● What you will do
Transcribe every line of the records verbatim.

** start of Records shown **

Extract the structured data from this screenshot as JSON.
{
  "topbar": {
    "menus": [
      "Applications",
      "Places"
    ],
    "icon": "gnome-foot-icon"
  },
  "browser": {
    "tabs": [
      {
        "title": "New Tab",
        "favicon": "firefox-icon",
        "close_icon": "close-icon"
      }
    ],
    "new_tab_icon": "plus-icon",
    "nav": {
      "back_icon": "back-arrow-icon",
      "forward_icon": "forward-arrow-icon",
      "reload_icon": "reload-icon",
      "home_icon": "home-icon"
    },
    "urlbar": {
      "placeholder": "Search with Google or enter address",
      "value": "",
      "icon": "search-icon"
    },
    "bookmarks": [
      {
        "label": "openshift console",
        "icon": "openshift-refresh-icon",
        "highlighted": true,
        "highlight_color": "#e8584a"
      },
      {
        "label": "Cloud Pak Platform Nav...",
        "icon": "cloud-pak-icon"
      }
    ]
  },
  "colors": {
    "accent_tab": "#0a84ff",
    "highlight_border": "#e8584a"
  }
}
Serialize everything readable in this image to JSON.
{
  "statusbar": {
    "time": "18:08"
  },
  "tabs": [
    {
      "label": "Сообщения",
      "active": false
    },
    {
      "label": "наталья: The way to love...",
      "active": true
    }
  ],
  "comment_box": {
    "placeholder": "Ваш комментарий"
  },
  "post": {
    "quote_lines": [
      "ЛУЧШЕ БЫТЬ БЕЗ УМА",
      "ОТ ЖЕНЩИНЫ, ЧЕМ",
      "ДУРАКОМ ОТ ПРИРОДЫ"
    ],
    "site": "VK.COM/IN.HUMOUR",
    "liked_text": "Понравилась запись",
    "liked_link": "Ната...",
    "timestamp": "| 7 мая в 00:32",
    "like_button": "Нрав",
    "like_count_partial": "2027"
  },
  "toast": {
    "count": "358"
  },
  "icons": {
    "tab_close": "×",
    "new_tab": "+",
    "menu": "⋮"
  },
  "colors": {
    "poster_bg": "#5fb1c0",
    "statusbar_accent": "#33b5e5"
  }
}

** end of Records shown **

● Written solution
Extract the structured data from this screenshot as JSON.
{
  "topbar": {
    "menus": [
      "Applications",
      "Places"
    ],
    "icon": "gnome-foot-icon"
  },
  "browser": {
    "tabs": [
      {
        "title": "New Tab",
        "favicon": "firefox-icon",
        "close_icon": "close-icon"
      }
    ],
    "new_tab_icon": "plus-icon",
    "nav": {
      "back_icon": "back-arrow-icon",
      "forward_icon": "forward-arrow-icon",
      "reload_icon": "reload-icon",
      "home_icon": "home-icon"
    },
    "urlbar": {
      "placeholder": "Search with Google or enter address",
      "value": "",
      "icon": "search-icon"
    },
    "bookmarks": [
      {
        "label": "openshift console",
        "icon": "openshift-refresh-icon",
        "highlighted": true,
        "highlight_color": "#e8584a"
      },
      {
        "label": "Cloud Pak Platform Nav...",
        "icon": "cloud-pak-icon"
      }
    ]
  },
  "colors": {
    "accent_tab": "#0a84ff",
    "highlight_border": "#e8584a"
  }
}
Serialize everything readable in this image to JSON.
{
  "statusbar": {
    "time": "18:08"
  },
  "tabs": [
    {
      "label": "Сообщения",
      "active": false
    },
    {
      "label": "наталья: The way to love...",
      "active": true
    }
  ],
  "comment_box": {
    "placeholder": "Ваш комментарий"
  },
  "post": {
    "quote_lines": [
      "ЛУЧШЕ БЫТЬ БЕЗ УМА",
      "ОТ ЖЕНЩИНЫ, ЧЕМ",
      "ДУРАКОМ ОТ ПРИРОДЫ"
    ],
    "site": "VK.COM/IN.HUMOUR",
    "liked_text": "Понравилась запись",
    "liked_link": "Ната...",
    "timestamp": "| 7 мая в 00:32",
    "like_button": "Нрав",
    "like_count_partial": "2027"
  },
  "toast": {
    "count": "358"
  },
  "icons": {
    "tab_close": "×",
    "new_tab": "+",
    "menu": "⋮"
  },
  "colors": {
    "poster_bg": "#5fb1c0",
    "statusbar_accent": "#33b5e5"
  }
}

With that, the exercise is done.